↓
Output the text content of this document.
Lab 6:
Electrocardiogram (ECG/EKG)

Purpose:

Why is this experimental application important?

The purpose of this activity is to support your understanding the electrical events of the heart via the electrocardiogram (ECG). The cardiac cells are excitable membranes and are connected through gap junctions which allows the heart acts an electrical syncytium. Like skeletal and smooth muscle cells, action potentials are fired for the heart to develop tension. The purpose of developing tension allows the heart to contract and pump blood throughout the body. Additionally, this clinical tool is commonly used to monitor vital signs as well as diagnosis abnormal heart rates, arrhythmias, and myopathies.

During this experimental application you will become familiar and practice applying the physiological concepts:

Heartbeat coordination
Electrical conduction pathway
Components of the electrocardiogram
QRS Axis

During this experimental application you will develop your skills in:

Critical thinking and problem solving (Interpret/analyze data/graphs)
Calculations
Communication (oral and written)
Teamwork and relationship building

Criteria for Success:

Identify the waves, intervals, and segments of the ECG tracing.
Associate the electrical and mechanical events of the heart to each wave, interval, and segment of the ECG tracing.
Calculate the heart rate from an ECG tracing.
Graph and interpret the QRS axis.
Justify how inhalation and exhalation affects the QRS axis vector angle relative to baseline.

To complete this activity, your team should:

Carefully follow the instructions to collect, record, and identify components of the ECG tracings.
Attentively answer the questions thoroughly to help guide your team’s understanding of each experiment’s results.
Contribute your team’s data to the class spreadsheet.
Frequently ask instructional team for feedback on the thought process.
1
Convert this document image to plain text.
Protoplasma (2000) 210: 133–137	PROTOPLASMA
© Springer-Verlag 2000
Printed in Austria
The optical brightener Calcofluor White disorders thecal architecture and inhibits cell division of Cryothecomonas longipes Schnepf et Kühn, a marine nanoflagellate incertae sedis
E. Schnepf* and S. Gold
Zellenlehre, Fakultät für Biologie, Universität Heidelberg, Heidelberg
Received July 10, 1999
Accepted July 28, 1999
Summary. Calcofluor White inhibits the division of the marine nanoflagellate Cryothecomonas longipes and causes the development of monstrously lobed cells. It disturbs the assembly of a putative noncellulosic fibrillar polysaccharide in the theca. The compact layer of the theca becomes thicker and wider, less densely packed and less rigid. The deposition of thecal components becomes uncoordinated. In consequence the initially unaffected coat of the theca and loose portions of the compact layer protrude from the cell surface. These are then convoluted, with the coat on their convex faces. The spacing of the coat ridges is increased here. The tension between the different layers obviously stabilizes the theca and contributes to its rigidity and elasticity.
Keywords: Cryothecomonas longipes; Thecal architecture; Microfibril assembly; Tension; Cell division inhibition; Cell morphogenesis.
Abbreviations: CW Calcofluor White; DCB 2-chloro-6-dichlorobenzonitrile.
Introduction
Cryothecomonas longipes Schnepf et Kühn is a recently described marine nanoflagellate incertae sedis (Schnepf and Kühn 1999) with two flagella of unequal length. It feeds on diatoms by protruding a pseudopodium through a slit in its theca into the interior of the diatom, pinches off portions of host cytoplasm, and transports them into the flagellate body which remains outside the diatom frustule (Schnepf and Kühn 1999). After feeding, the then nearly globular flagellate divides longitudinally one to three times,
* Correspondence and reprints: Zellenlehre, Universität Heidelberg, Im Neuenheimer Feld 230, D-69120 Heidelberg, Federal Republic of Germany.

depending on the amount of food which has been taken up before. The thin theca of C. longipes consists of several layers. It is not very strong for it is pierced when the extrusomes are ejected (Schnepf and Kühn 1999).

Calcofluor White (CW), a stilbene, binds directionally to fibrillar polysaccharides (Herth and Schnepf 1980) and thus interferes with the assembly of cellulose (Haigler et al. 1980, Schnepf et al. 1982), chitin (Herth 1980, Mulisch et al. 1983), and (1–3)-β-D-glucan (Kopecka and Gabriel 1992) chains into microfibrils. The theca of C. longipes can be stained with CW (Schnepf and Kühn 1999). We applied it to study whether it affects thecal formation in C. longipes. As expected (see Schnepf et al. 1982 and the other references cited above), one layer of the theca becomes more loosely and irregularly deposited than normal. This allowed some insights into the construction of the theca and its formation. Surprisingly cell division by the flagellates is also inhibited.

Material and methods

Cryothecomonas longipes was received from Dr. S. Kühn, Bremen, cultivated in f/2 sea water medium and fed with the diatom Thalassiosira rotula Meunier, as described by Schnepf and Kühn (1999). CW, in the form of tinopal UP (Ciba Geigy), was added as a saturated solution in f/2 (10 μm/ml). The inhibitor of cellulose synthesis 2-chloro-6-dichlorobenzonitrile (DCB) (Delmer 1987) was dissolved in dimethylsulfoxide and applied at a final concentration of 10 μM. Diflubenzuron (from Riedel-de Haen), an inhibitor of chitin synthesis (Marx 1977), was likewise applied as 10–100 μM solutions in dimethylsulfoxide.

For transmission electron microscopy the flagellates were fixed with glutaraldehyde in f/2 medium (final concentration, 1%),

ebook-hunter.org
↑
- What the task asks -
Look over the material above and show each line where "application" appears.

- Answer section -
Why is this experimental application important?
During this experimental application you will become familiar and practice applying the physiological concepts:
During this experimental application you will develop your skills in:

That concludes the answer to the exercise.